>> start RECORDS FOR PROCESSING

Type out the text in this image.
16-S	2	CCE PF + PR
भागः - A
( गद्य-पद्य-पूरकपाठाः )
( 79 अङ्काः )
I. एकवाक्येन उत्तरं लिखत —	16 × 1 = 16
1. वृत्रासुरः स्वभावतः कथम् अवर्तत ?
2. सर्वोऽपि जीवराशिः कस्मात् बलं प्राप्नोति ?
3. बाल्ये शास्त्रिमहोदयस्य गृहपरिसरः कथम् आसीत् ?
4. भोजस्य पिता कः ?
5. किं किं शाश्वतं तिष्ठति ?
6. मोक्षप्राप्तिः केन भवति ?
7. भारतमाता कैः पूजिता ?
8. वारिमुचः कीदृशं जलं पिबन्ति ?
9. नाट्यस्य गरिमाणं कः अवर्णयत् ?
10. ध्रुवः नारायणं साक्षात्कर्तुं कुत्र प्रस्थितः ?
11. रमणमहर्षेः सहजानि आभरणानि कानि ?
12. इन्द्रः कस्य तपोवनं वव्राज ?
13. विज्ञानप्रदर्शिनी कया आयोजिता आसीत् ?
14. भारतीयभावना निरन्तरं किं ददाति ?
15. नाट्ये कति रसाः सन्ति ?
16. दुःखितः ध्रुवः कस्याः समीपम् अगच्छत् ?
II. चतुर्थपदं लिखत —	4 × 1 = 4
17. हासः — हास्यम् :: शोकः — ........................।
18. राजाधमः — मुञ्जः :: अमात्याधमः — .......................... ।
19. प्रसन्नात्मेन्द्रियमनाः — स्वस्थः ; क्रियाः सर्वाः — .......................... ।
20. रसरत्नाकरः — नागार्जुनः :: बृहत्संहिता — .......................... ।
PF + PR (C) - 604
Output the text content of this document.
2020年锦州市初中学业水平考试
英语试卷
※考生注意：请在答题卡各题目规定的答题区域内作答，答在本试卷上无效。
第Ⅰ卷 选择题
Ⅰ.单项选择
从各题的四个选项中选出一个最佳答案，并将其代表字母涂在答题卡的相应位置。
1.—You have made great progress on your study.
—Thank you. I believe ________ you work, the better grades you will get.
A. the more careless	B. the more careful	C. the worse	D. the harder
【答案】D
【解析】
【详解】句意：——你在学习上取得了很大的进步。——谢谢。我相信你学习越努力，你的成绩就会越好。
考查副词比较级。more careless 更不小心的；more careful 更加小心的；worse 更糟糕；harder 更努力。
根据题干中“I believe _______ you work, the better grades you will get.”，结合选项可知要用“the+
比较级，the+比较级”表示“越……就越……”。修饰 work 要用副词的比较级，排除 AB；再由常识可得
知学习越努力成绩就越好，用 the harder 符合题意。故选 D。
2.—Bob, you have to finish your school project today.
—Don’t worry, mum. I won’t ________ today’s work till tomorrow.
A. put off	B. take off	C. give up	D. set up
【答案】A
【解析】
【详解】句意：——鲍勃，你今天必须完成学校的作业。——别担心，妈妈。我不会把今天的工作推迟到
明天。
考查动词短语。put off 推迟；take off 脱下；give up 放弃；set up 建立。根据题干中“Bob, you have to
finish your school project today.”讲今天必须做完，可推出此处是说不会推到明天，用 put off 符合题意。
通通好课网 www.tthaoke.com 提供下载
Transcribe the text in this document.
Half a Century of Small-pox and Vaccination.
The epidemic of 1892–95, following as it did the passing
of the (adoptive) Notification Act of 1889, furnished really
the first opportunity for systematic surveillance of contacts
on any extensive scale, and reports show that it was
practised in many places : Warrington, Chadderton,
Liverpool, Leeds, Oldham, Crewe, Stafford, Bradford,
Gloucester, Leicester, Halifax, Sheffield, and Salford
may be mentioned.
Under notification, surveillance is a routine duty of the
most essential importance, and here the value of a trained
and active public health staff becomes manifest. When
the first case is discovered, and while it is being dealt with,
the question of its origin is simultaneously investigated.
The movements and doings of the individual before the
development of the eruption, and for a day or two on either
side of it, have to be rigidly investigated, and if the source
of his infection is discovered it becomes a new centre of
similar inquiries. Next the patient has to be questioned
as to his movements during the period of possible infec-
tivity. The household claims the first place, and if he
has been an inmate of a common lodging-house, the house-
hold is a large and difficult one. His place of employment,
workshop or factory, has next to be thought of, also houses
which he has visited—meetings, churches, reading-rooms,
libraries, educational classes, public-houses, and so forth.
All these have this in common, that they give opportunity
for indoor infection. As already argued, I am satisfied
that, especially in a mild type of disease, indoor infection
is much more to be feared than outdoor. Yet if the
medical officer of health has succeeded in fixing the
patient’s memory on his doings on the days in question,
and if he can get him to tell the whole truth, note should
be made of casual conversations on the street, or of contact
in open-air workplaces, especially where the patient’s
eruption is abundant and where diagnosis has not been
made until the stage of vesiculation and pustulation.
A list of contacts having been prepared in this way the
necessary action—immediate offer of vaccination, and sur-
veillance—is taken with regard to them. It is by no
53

>> end RECORDS FOR PROCESSING

* _REQUIREMENT_: Copy out each line of the records where the string "discovered" appears.

* _RESULT OF THE TASK_:
the first case is discovered, and while it is being dealt with,
of his infection is discovered it becomes a new centre of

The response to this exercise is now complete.